§ **WHAT THE TASK REQUIRES**: Quote the data below in full, please, without altering anything.

§ **THE INPUT**:
+ + + + + + +

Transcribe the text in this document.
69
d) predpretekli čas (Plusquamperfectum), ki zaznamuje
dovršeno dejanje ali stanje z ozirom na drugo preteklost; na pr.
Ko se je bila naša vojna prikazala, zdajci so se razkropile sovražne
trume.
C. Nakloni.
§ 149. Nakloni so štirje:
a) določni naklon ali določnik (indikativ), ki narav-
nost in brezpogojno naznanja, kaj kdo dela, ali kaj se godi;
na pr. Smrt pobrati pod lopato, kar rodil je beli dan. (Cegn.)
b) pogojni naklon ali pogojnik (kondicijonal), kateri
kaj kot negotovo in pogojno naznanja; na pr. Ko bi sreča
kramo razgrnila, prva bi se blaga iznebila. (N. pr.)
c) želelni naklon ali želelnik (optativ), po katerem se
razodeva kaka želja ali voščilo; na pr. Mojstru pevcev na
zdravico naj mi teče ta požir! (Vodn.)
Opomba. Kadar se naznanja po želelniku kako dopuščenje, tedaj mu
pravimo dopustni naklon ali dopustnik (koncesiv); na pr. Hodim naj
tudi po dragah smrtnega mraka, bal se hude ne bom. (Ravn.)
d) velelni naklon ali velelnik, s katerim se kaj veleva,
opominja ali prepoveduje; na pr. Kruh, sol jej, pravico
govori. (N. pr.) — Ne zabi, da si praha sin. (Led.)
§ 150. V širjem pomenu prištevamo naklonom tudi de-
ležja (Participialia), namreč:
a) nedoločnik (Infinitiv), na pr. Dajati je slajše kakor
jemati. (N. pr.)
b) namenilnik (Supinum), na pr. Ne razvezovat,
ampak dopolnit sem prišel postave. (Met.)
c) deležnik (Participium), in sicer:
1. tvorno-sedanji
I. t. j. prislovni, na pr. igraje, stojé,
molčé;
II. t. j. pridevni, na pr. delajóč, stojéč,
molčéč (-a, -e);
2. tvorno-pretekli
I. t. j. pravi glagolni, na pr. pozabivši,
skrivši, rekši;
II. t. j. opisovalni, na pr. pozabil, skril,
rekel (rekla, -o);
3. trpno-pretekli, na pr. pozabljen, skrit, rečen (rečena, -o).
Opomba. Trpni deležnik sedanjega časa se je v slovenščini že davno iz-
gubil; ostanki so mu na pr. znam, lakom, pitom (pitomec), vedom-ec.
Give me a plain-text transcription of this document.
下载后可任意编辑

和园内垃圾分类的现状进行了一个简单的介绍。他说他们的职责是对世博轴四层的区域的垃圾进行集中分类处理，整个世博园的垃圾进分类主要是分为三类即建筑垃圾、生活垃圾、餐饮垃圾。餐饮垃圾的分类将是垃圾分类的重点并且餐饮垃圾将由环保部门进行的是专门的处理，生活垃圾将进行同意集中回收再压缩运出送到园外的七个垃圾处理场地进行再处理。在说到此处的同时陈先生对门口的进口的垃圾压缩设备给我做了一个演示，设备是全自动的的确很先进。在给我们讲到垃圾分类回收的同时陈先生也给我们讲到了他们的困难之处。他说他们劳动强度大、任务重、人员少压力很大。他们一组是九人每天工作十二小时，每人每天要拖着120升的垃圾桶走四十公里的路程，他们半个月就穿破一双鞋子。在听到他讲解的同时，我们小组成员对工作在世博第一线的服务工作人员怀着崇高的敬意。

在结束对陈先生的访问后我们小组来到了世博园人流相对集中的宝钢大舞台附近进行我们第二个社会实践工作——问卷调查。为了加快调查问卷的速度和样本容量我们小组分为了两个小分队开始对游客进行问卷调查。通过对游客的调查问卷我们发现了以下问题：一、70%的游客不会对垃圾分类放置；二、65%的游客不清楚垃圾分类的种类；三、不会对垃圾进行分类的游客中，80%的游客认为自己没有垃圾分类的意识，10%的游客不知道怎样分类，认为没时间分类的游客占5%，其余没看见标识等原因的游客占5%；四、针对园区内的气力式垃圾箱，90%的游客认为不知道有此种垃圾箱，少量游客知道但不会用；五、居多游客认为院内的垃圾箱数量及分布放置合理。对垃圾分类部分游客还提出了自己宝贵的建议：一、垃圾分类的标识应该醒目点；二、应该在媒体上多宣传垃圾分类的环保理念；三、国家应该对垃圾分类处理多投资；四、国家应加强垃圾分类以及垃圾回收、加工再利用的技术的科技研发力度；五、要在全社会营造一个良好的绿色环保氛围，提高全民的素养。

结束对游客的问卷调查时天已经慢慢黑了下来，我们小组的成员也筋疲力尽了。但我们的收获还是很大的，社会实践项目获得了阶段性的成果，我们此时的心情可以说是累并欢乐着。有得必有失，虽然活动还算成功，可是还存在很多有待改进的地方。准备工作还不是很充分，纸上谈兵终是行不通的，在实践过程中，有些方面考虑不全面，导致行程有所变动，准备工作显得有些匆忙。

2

+ + + + + + +

§ **SOLUTION FOR THIS TASK**:
Transcribe the text in this document.
69
d) predpretekli čas (Plusquamperfectum), ki zaznamuje
dovršeno dejanje ali stanje z ozirom na drugo preteklost; na pr.
Ko se je bila naša vojna prikazala, zdajci so se razkropile sovražne
trume.
C. Nakloni.
§ 149. Nakloni so štirje:
a) določni naklon ali določnik (indikativ), ki narav-
nost in brezpogojno naznanja, kaj kdo dela, ali kaj se godi;
na pr. Smrt pobrati pod lopato, kar rodil je beli dan. (Cegn.)
b) pogojni naklon ali pogojnik (kondicijonal), kateri
kaj kot negotovo in pogojno naznanja; na pr. Ko bi sreča
kramo razgrnila, prva bi se blaga iznebila. (N. pr.)
c) želelni naklon ali želelnik (optativ), po katerem se
razodeva kaka želja ali voščilo; na pr. Mojstru pevcev na
zdravico naj mi teče ta požir! (Vodn.)
Opomba. Kadar se naznanja po želelniku kako dopuščenje, tedaj mu
pravimo dopustni naklon ali dopustnik (koncesiv); na pr. Hodim naj
tudi po dragah smrtnega mraka, bal se hude ne bom. (Ravn.)
d) velelni naklon ali velelnik, s katerim se kaj veleva,
opominja ali prepoveduje; na pr. Kruh, sol jej, pravico
govori. (N. pr.) — Ne zabi, da si praha sin. (Led.)
§ 150. V širjem pomenu prištevamo naklonom tudi de-
ležja (Participialia), namreč:
a) nedoločnik (Infinitiv), na pr. Dajati je slajše kakor
jemati. (N. pr.)
b) namenilnik (Supinum), na pr. Ne razvezovat,
ampak dopolnit sem prišel postave. (Met.)
c) deležnik (Participium), in sicer:
1. tvorno-sedanji
I. t. j. prislovni, na pr. igraje, stojé,
molčé;
II. t. j. pridevni, na pr. delajóč, stojéč,
molčéč (-a, -e);
2. tvorno-pretekli
I. t. j. pravi glagolni, na pr. pozabivši,
skrivši, rekši;
II. t. j. opisovalni, na pr. pozabil, skril,
rekel (rekla, -o);
3. trpno-pretekli, na pr. pozabljen, skrit, rečen (rečena, -o).
Opomba. Trpni deležnik sedanjega časa se je v slovenščini že davno iz-
gubil; ostanki so mu na pr. znam, lakom, pitom (pitomec), vedom-ec.
Give me a plain-text transcription of this document.
下载后可任意编辑

和园内垃圾分类的现状进行了一个简单的介绍。他说他们的职责是对世博轴四层的区域的垃圾进行集中分类处理，整个世博园的垃圾进分类主要是分为三类即建筑垃圾、生活垃圾、餐饮垃圾。餐饮垃圾的分类将是垃圾分类的重点并且餐饮垃圾将由环保部门进行的是专门的处理，生活垃圾将进行同意集中回收再压缩运出送到园外的七个垃圾处理场地进行再处理。在说到此处的同时陈先生对门口的进口的垃圾压缩设备给我做了一个演示，设备是全自动的的确很先进。在给我们讲到垃圾分类回收的同时陈先生也给我们讲到了他们的困难之处。他说他们劳动强度大、任务重、人员少压力很大。他们一组是九人每天工作十二小时，每人每天要拖着120升的垃圾桶走四十公里的路程，他们半个月就穿破一双鞋子。在听到他讲解的同时，我们小组成员对工作在世博第一线的服务工作人员怀着崇高的敬意。

在结束对陈先生的访问后我们小组来到了世博园人流相对集中的宝钢大舞台附近进行我们第二个社会实践工作——问卷调查。为了加快调查问卷的速度和样本容量我们小组分为了两个小分队开始对游客进行问卷调查。通过对游客的调查问卷我们发现了以下问题：一、70%的游客不会对垃圾分类放置；二、65%的游客不清楚垃圾分类的种类；三、不会对垃圾进行分类的游客中，80%的游客认为自己没有垃圾分类的意识，10%的游客不知道怎样分类，认为没时间分类的游客占5%，其余没看见标识等原因的游客占5%；四、针对园区内的气力式垃圾箱，90%的游客认为不知道有此种垃圾箱，少量游客知道但不会用；五、居多游客认为院内的垃圾箱数量及分布放置合理。对垃圾分类部分游客还提出了自己宝贵的建议：一、垃圾分类的标识应该醒目点；二、应该在媒体上多宣传垃圾分类的环保理念；三、国家应该对垃圾分类处理多投资；四、国家应加强垃圾分类以及垃圾回收、加工再利用的技术的科技研发力度；五、要在全社会营造一个良好的绿色环保氛围，提高全民的素养。

结束对游客的问卷调查时天已经慢慢黑了下来，我们小组的成员也筋疲力尽了。但我们的收获还是很大的，社会实践项目获得了阶段性的成果，我们此时的心情可以说是累并欢乐着。有得必有失，虽然活动还算成功，可是还存在很多有待改进的地方。准备工作还不是很充分，纸上谈兵终是行不通的，在实践过程中，有些方面考虑不全面，导致行程有所变动，准备工作显得有些匆忙。

2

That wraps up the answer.